Records from a collection
....

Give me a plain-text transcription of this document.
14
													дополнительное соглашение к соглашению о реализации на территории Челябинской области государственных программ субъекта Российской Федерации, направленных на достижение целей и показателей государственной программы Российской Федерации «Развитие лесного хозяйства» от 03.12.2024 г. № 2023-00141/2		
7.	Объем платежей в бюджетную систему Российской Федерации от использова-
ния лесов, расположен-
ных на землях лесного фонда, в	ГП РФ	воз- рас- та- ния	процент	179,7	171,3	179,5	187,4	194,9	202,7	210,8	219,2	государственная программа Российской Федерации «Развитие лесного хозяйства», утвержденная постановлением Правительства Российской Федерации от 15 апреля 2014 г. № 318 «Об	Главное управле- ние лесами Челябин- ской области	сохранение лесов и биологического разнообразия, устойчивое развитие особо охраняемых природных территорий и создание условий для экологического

....

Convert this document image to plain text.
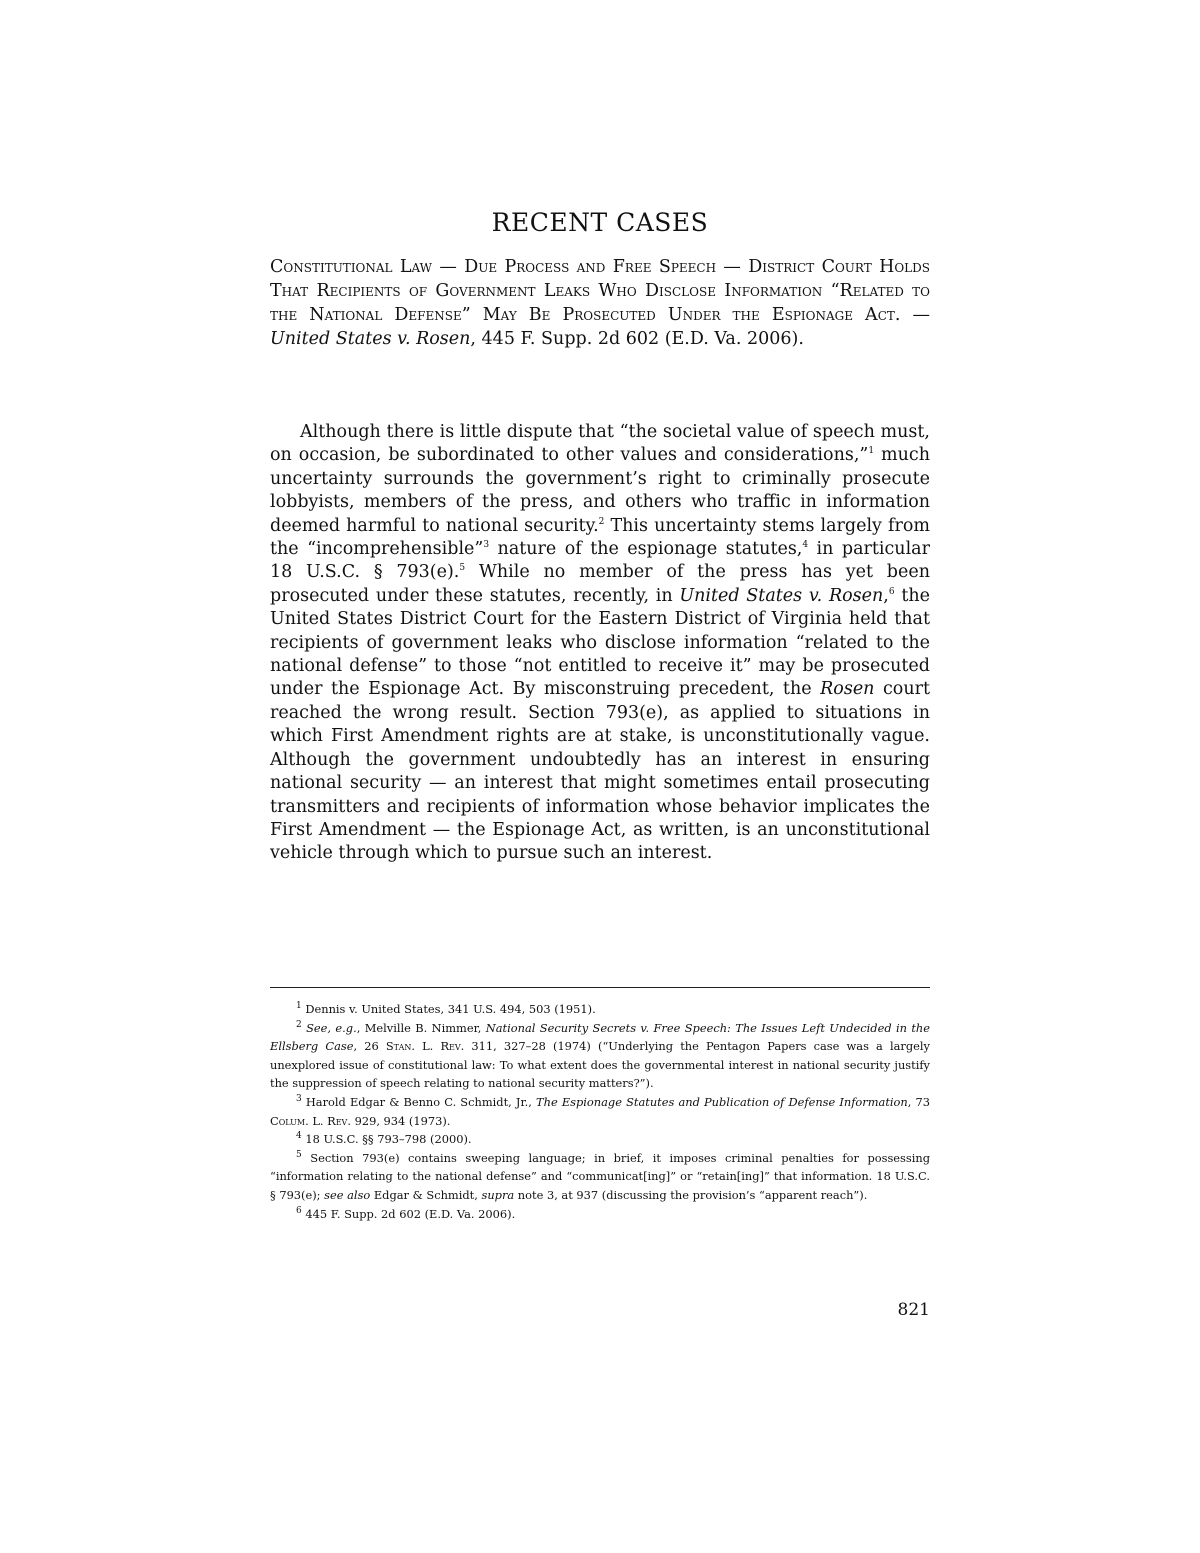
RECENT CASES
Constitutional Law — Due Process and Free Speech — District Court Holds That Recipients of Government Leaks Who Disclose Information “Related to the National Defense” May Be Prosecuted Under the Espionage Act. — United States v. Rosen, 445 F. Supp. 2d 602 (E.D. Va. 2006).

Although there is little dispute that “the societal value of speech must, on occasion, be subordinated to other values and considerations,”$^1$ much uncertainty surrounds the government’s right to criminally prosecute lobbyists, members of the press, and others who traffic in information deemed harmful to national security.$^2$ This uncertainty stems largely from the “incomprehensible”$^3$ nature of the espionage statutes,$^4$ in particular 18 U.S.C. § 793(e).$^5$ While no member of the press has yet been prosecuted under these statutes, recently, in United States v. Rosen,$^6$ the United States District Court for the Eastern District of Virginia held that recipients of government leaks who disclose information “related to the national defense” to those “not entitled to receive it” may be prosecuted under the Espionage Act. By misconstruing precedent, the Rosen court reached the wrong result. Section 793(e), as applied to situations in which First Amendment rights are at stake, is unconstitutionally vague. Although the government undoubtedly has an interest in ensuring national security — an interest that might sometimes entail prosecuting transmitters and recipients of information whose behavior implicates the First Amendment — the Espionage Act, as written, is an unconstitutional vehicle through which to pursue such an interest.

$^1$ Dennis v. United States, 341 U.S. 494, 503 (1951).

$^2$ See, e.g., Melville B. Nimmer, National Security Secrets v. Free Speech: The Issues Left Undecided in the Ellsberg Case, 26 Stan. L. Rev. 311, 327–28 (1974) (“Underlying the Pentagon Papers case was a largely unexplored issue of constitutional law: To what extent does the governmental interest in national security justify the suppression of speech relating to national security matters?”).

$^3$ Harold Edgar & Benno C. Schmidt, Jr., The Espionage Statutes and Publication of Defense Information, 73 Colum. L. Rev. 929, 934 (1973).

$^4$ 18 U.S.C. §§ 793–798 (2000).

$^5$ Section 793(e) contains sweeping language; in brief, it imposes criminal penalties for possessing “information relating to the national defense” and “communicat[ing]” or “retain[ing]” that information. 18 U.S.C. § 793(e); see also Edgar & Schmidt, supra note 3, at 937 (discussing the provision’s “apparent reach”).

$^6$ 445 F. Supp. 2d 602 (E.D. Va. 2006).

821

....

Select from the material above each line in which the string "лесного" appears, and list those lines.

# Result for this exercise
													дополнительное соглашение к соглашению о реализации на территории Челябинской области государственных программ субъекта Российской Федерации, направленных на достижение целей и показателей государственной программы Российской Федерации «Развитие лесного хозяйства» от 03.12.2024 г. № 2023-00141/2		
ных на землях лесного фонда, в	ГП РФ	воз- рас- та- ния	процент	179,7	171,3	179,5	187,4	194,9	202,7	210,8	219,2	государственная программа Российской Федерации «Развитие лесного хозяйства», утвержденная постановлением Правительства Российской Федерации от 15 апреля 2014 г. № 318 «Об	Главное управле- ние лесами Челябин- ской области	сохранение лесов и биологического разнообразия, устойчивое развитие особо охраняемых природных территорий и создание условий для экологического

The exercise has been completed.